Set exercise 1:
Reproduce the passage of the bcMeter introduction starting at "The software is" and ending at "(nothing is sold).".
Set exercise 2:
In the bcMeter introduction, how can users reach the device without a built-in screen?

Introduction
Introduction
The bcMeter is a source-available optical absorption photometer designed to measure Black Carbon (BC) aerosols — commonly known as soot — in real-time. The design is freely available for private, educational and research use (CC BY-NC 4.0); assembled instruments are offered on request. Whether you are monitoring ambient air quality in your neighborhood or measuring direct emissions from wood stoves, this device provides scientific-grade data at a fraction of the cost of reference instruments.
The device operates "headless" — it has no built-in screen. Instead, it hosts its own website that you can access from any smartphone or computer connected to the same network.
The software is source-available — freely available for private, educational and research use (CC BY-NC 4.0): github.com/dahljo/bcmeter-pi
Device Types
- bcMeter (DIY) — The source-available, self-build version. Runs on a Raspberry Pi using the open PCB design, freely available for private, educational and research use (CC BY-NC 4.0). Build your own from the open design files and the Wiki (nothing is sold).
- bcMeter Kit — Assembled-instrument PCB plus components for self-assembly and 3D printing. Available on request.

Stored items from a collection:
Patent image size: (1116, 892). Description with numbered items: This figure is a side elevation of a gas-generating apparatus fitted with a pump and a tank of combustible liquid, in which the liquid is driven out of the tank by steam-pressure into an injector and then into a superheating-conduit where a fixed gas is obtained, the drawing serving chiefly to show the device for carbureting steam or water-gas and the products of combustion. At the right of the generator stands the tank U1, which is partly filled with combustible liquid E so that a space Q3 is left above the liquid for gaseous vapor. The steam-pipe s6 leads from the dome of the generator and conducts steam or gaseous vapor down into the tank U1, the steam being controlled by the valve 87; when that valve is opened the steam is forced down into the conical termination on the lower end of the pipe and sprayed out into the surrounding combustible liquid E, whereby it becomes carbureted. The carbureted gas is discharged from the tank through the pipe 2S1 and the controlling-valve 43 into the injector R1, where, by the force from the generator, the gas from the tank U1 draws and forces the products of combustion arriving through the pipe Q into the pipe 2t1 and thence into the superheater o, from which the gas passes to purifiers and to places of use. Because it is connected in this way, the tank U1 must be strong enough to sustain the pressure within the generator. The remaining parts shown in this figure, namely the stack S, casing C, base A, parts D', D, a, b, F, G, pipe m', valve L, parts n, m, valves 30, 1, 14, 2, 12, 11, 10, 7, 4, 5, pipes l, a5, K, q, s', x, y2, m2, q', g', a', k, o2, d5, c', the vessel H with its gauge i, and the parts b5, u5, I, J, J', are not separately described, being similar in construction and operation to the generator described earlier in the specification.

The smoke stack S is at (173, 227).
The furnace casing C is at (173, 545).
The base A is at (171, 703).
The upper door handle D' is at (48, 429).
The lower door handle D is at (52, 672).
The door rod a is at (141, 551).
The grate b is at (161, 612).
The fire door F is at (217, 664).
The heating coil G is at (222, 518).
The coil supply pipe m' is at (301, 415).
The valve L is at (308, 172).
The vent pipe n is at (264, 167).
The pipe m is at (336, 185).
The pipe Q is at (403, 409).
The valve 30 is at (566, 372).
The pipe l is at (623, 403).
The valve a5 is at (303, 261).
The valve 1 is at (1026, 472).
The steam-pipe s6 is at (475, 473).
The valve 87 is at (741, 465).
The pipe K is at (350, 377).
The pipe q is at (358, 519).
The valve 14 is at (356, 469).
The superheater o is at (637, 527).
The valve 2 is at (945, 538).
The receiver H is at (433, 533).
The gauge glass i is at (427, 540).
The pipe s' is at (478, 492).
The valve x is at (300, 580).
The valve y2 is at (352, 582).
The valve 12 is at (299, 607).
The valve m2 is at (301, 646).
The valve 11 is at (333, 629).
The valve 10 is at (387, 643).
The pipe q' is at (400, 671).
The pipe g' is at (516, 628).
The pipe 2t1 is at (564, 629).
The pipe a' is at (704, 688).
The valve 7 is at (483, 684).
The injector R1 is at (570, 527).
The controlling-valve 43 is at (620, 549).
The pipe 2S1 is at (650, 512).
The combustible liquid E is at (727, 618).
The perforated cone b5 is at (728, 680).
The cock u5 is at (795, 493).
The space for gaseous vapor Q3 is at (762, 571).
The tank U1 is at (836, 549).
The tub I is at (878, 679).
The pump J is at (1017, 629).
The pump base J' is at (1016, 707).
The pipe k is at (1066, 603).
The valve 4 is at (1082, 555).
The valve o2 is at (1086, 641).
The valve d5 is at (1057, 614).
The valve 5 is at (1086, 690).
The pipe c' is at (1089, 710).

Full answer 1:
The software is source-available — freely available for private, educational and research use (CC BY-NC 4.0): github.com/dahljo/bcmeter-pi
Device Types
- bcMeter (DIY) — The source-available, self-build version. Runs on a Raspberry Pi using the open PCB design, freely available for private, educational and research use (CC BY-NC 4.0). Build your own from the open design files and the Wiki (nothing is sold).

Full answer 2:
The device hosts its own website, which can be opened from any smartphone or computer connected to the same network.